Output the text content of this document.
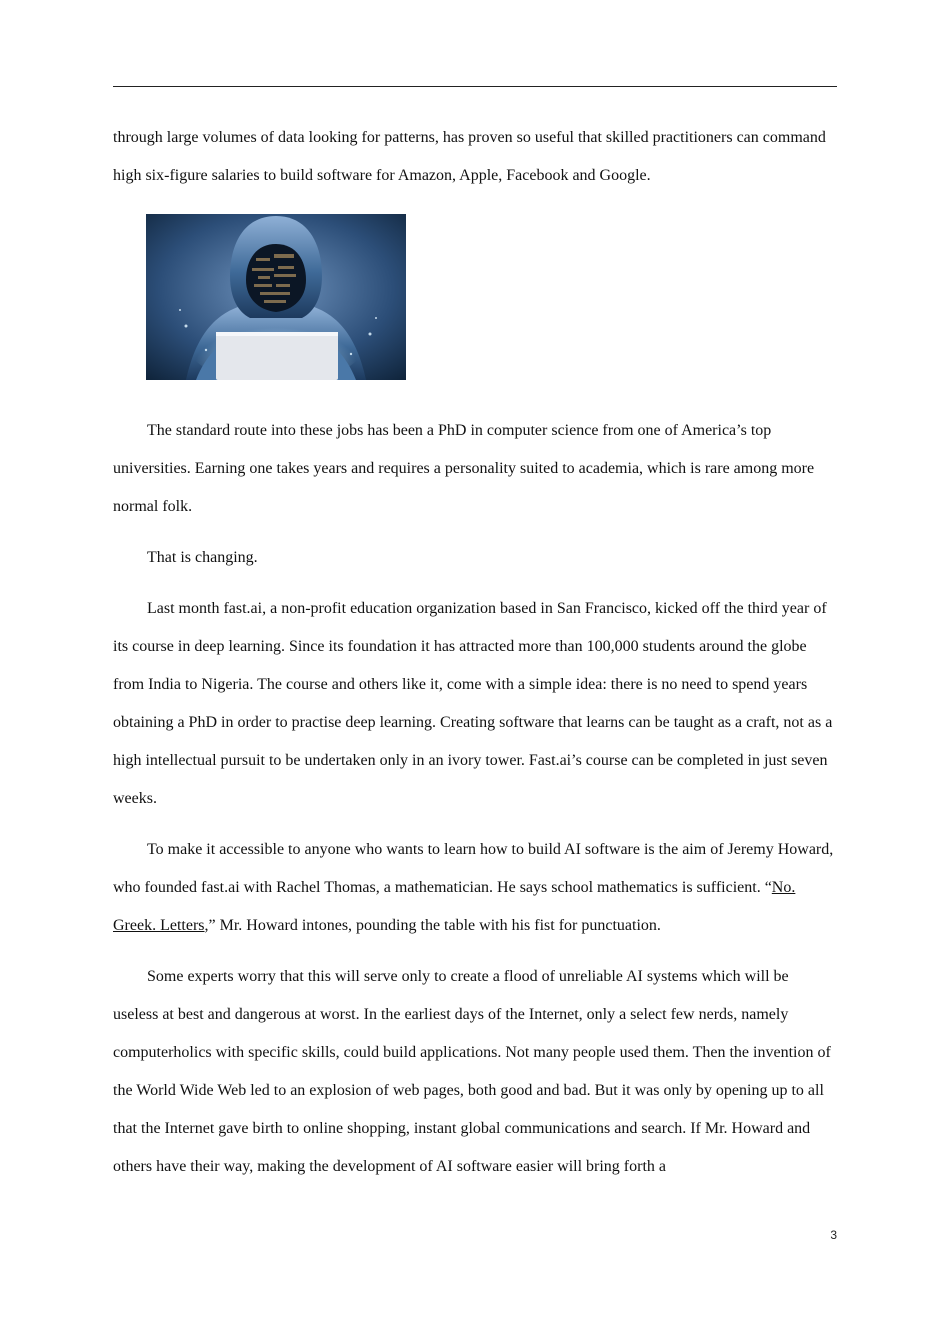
through large volumes of data looking for patterns, has proven so useful that skilled practitioners can command high six-figure salaries to build software for Amazon, Apple, Facebook and Google.

The standard route into these jobs has been a PhD in computer science from one of America’s top universities. Earning one takes years and requires a personality suited to academia, which is rare among more normal folk.

That is changing.

Last month fast.ai, a non-profit education organization based in San Francisco, kicked off the third year of its course in deep learning. Since its foundation it has attracted more than 100,000 students around the globe from India to Nigeria. The course and others like it, come with a simple idea: there is no need to spend years obtaining a PhD in order to practise deep learning. Creating software that learns can be taught as a craft, not as a high intellectual pursuit to be undertaken only in an ivory tower. Fast.ai’s course can be completed in just seven weeks.

To make it accessible to anyone who wants to learn how to build AI software is the aim of Jeremy Howard, who founded fast.ai with Rachel Thomas, a mathematician. He says school mathematics is sufficient. “No. Greek. Letters,” Mr. Howard intones, pounding the table with his fist for punctuation.

Some experts worry that this will serve only to create a flood of unreliable AI systems which will be useless at best and dangerous at worst. In the earliest days of the Internet, only a select few nerds, namely computerholics with specific skills, could build applications. Not many people used them. Then the invention of the World Wide Web led to an explosion of web pages, both good and bad. But it was only by opening up to all that the Internet gave birth to online shopping, instant global communications and search. If Mr. Howard and others have their way, making the development of AI software easier will bring forth a

3
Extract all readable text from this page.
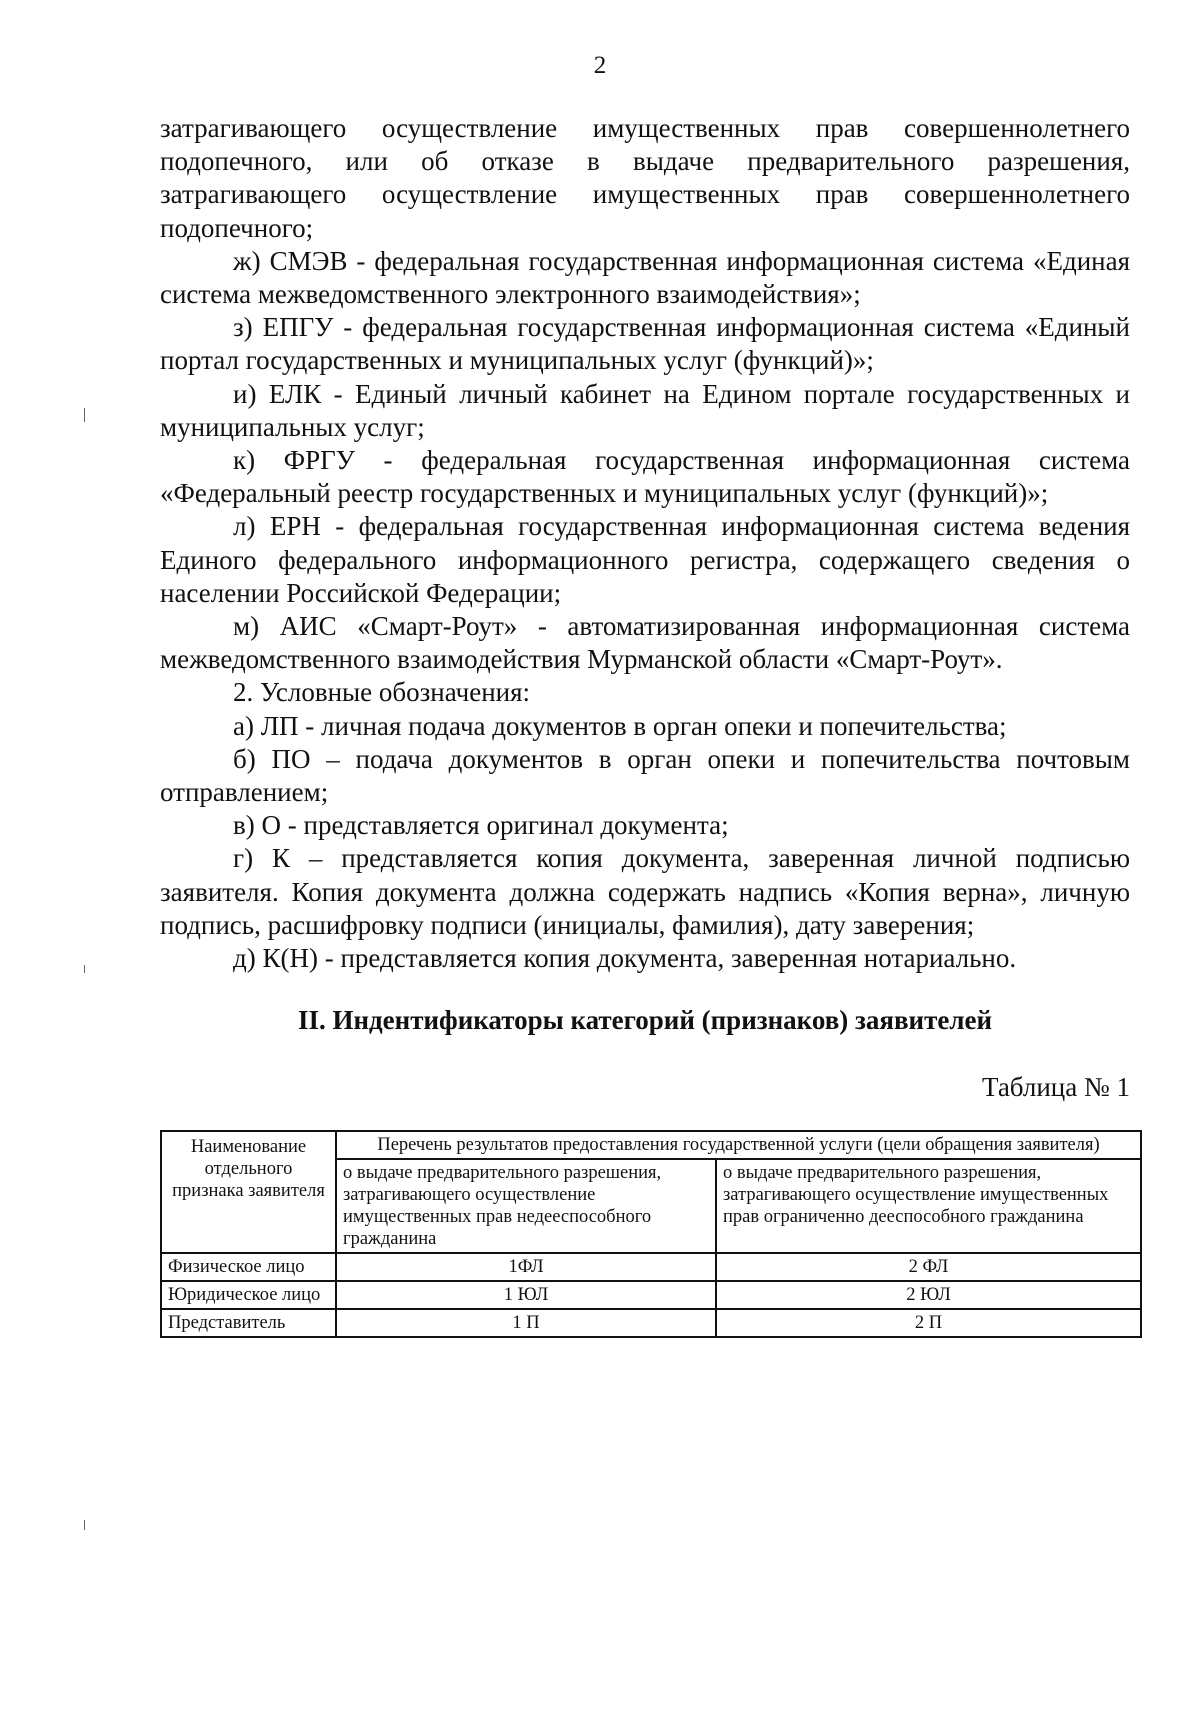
2

затрагивающего осуществление имущественных прав совершеннолетнего подопечного, или об отказе в выдаче предварительного разрешения, затрагивающего осуществление имущественных прав совершеннолетнего подопечного;

ж) СМЭВ - федеральная государственная информационная система «Единая система межведомственного электронного взаимодействия»;

з) ЕПГУ - федеральная государственная информационная система «Единый портал государственных и муниципальных услуг (функций)»;

и) ЕЛК - Единый личный кабинет на Едином портале государственных и муниципальных услуг;

к) ФРГУ - федеральная государственная информационная система «Федеральный реестр государственных и муниципальных услуг (функций)»;

л) ЕРН - федеральная государственная информационная система ведения Единого федерального информационного регистра, содержащего сведения о населении Российской Федерации;

м) АИС «Смарт-Роут» - автоматизированная информационная система межведомственного взаимодействия Мурманской области «Смарт-Роут».

2. Условные обозначения:

а) ЛП - личная подача документов в орган опеки и попечительства;

б) ПО – подача документов в орган опеки и попечительства почтовым отправлением;

в) О - представляется оригинал документа;

г) К – представляется копия документа, заверенная личной подписью заявителя. Копия документа должна содержать надпись «Копия верна», личную подпись, расшифровку подписи (инициалы, фамилия), дату заверения;

д) К(Н) - представляется копия документа, заверенная нотариально.

II. Индентификаторы категорий (признаков) заявителей
Таблица № 1
Наименование отдельного признака заявителя	Перечень результатов предоставления государственной услуги (цели обращения заявителя)	
	о выдаче предварительного разрешения, затрагивающего осуществление имущественных прав недееспособного гражданина	о выдаче предварительного разрешения, затрагивающего осуществление имущественных прав ограниченно дееспособного гражданина
Физическое лицо	1ФЛ	2 ФЛ
Юридическое лицо	1 ЮЛ	2 ЮЛ
Представитель	1 П	2 П
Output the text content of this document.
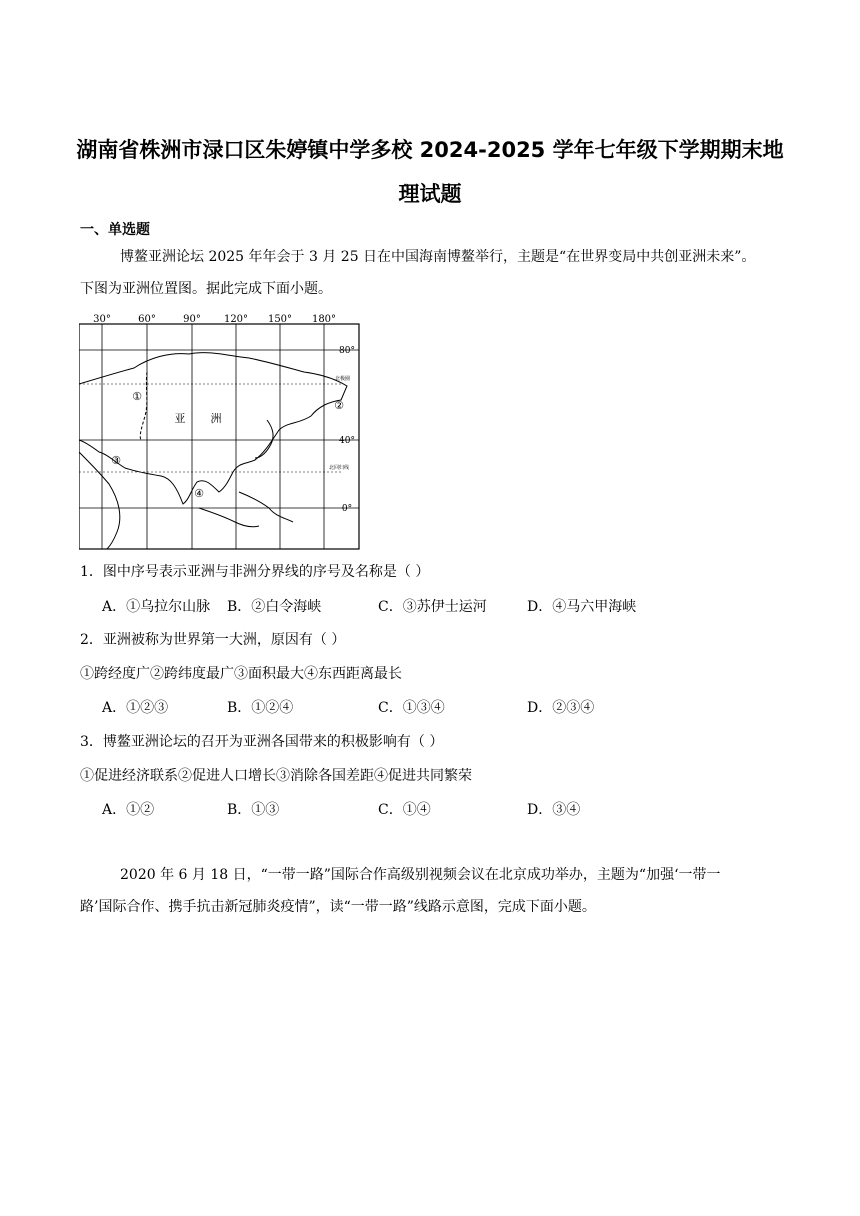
湖南省株洲市渌口区朱婷镇中学多校 2024-2025 学年七年级下学期期末地
理试题
一、单选题
博鳌亚洲论坛 2025 年年会于 3 月 25 日在中国海南博鳌举行，主题是“在世界变局中共创亚洲未来”。
下图为亚洲位置图。据此完成下面小题。
30°	60°	90° 120° 150° 180°
80°
40°
0°
北极圈
北回归线
①
②
③
④
亚 洲
1．图中序号表示亚洲与非洲分界线的序号及名称是（ ）
A．①乌拉尔山脉 B．②白令海峡	C．③苏伊士运河	D．④马六甲海峡
2．亚洲被称为世界第一大洲，原因有（ ）
①跨经度广②跨纬度最广③面积最大④东西距离最长
A．①②③	B．①②④	C．①③④	D．②③④
3．博鳌亚洲论坛的召开为亚洲各国带来的积极影响有（ ）
①促进经济联系②促进人口增长③消除各国差距④促进共同繁荣
A．①②	B．①③	C．①④	D．③④
2020 年 6 月 18 日，“一带一路”国际合作高级别视频会议在北京成功举办，主题为“加强‘一带一
路’国际合作、携手抗击新冠肺炎疫情”，读“一带一路”线路示意图，完成下面小题。
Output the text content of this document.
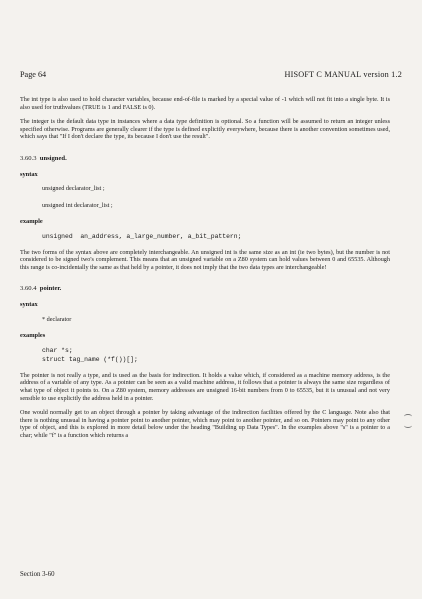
Page 64	HISOFT C MANUAL version 1.2

The int type is also used to hold character variables, because end-of-file is marked by a special value of -1 which will not fit into a single byte. It is also used for truthvalues (TRUE is 1 and FALSE is 0).

The integer is the default data type in instances where a data type definition is optional. So a function will be assumed to return an integer unless specified otherwise. Programs are generally clearer if the type is defined explicitly everywhere, because there is another convention sometimes used, which says that "If I don't declare the type, its because I don't use the result".

3.60.3 unsigned.
syntax
unsigned declarator_list ;
unsigned int declarator_list ;
example
unsigned  an_address, a_large_number, a_bit_pattern;

The two forms of the syntax above are completely interchangeable. An unsigned int is the same size as an int (ie two bytes), but the number is not considered to be signed two's complement. This means that an unsigned variable on a Z80 system can hold values between 0 and 65535. Although this range is co-incidentally the same as that held by a pointer, it does not imply that the two data types are interchangeable!

3.60.4 pointer.
syntax
* declarator
examples
char *s;
struct tag_name (*f())[];

The pointer is not really a type, and is used as the basis for indirection. It holds a value which, if considered as a machine memory address, is the address of a variable of any type. As a pointer can be seen as a valid machine address, it follows that a pointer is always the same size regardless of what type of object it points to. On a Z80 system, memory addresses are unsigned 16-bit numbers from 0 to 65535, but it is unusual and not very sensible to use explicitly the address held in a pointer.

One would normally get to an object through a pointer by taking advantage of the indirection facilities offered by the C language. Note also that there is nothing unusual in having a pointer point to another pointer, which may point to another pointer, and so on. Pointers may point to any other type of object, and this is explored in more detail below under the heading "Building up Data Types". In the examples above "s" is a pointer to a char; while "f" is a function which returns a

Section 3-60
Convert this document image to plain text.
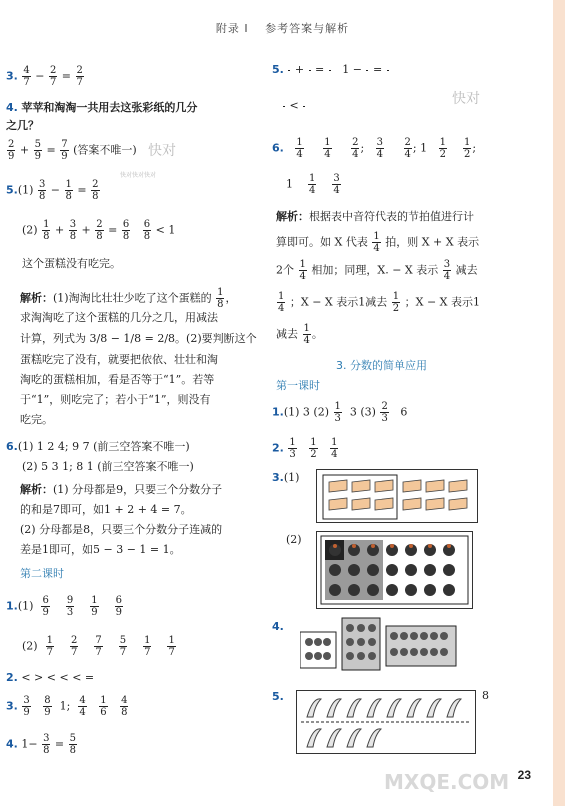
附录 I 参考答案与解析
3. $\frac{4}{7} - \frac{2}{7} = \frac{2}{7}$
4. 苹苹和淘淘一共用去这张彩纸的几分
之几？
$\frac{2}{9} + \frac{5}{9} = \frac{7}{9}$ (答案不唯一)
$5.(1) \frac{3}{8} - \frac{1}{8} = \frac{2}{8}$
$(2) \frac{1}{8} + \frac{3}{8} + \frac{2}{8} = \frac{6}{8}$
$\frac{6}{8} < 1$
这个蛋糕没有吃完。
解析：(1)淘淘比壮壮少吃了这个蛋糕的 $\frac{1}{8}$ ，
求淘淘吃了这个蛋糕的几分之几，用减法
计算，列式为 3/8 − 1/8 = 2/8。(2)要判断这个
蛋糕吃完了没有，就要把依依、壮壮和淘
淘吃的蛋糕相加，看是否等于“1”。若等
于“1”，则吃完了；若小于“1”，则没有
吃完。
6.(1) 1 2 4; 9 7 (前三空答案不唯一)
(2) 5 3 1; 8 1 (前三空答案不唯一)
解析：(1) 分母都是9，只要三个分数分子
的和是7即可，如1 + 2 + 4 = 7。
(2) 分母都是8，只要三个分数分子连减的
差是1即可，如5 − 3 − 1 = 1。
第二课时
$1.(1) \frac{6}{9}$
$\frac{9}{3}$
$\frac{1}{9}$
$\frac{6}{9}$
$(2) \frac{1}{7}$
$\frac{2}{7}$
$\frac{7}{7}$
$\frac{5}{7}$
$\frac{1}{7}$
$\frac{1}{7}$
2. < > < < < =
3. $\frac{3}{9}$
$\frac{8}{9} 1$; $\frac{4}{4}$
$\frac{1}{6}$
$\frac{4}{8}$
4. $1- \frac{3}{8} = \frac{5}{8}$
5.
+
=
1 −
=
<

6. $\frac{1}{4}$
$\frac{1}{4}$
$\frac{2}{4}$ ; $\frac{3}{4}$
$\frac{2}{4}$ ; $1 \frac{1}{2}$
$\frac{1}{2}$ ;
$1 \frac{1}{4}$
$\frac{3}{4}$
解析：根据表中音符代表的节拍值进行计
算即可。如 X 代表 $\frac{1}{4}$ 拍，则 X + X 表示
2个 $\frac{1}{4}$ 相加；同理，X. − X 表示 $\frac{3}{4}$ 减去
$\frac{1}{4}$ ；X − X 表示1减去 $\frac{1}{2}$ ；X − X 表示1
减去 $\frac{1}{4}$ 。
3. 分数的简单应用
第一课时
1.(1) 3 $(2) \frac{1}{3} 3$ $(3) \frac{2}{3} 6$
2. $\frac{1}{3}$
$\frac{1}{2}$
$\frac{1}{4}$
3.(1)
(2)
4.
5.	8
快对
快对快对快对
快对
MXQE.COM 23
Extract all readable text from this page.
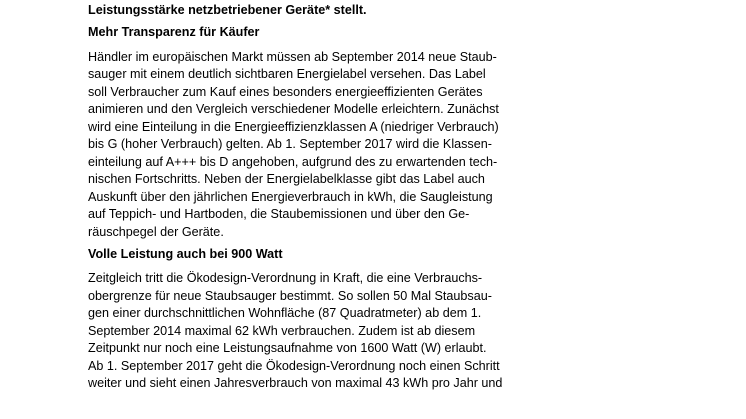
Leistungsstärke netzbetriebener Geräte* stellt.
Mehr Transparenz für Käufer
Händler im europäischen Markt müssen ab September 2014 neue Staub-
sauger mit einem deutlich sichtbaren Energielabel versehen. Das Label
soll Verbraucher zum Kauf eines besonders energieeffizienten Gerätes
animieren und den Vergleich verschiedener Modelle erleichtern. Zunächst
wird eine Einteilung in die Energieeffizienzklassen A (niedriger Verbrauch)
bis G (hoher Verbrauch) gelten. Ab 1. September 2017 wird die Klassen-
einteilung auf A+++ bis D angehoben, aufgrund des zu erwartenden tech-
nischen Fortschritts. Neben der Energielabelklasse gibt das Label auch
Auskunft über den jährlichen Energieverbrauch in kWh, die Saugleistung
auf Teppich- und Hartboden, die Staubemissionen und über den Ge-
räuschpegel der Geräte.
Volle Leistung auch bei 900 Watt
Zeitgleich tritt die Ökodesign-Verordnung in Kraft, die eine Verbrauchs-
obergrenze für neue Staubsauger bestimmt. So sollen 50 Mal Staubsau-
gen einer durchschnittlichen Wohnfläche (87 Quadratmeter) ab dem 1.
September 2014 maximal 62 kWh verbrauchen. Zudem ist ab diesem
Zeitpunkt nur noch eine Leistungsaufnahme von 1600 Watt (W) erlaubt.
Ab 1. September 2017 geht die Ökodesign-Verordnung noch einen Schritt
weiter und sieht einen Jahresverbrauch von maximal 43 kWh pro Jahr und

---+---

:: Set task ::
Gather every line from the listing above in which the word "neue" appears.

:: Finished exercise ::
Händler im europäischen Markt müssen ab September 2014 neue Staub-
obergrenze für neue Staubsauger bestimmt. So sollen 50 Mal Staubsau-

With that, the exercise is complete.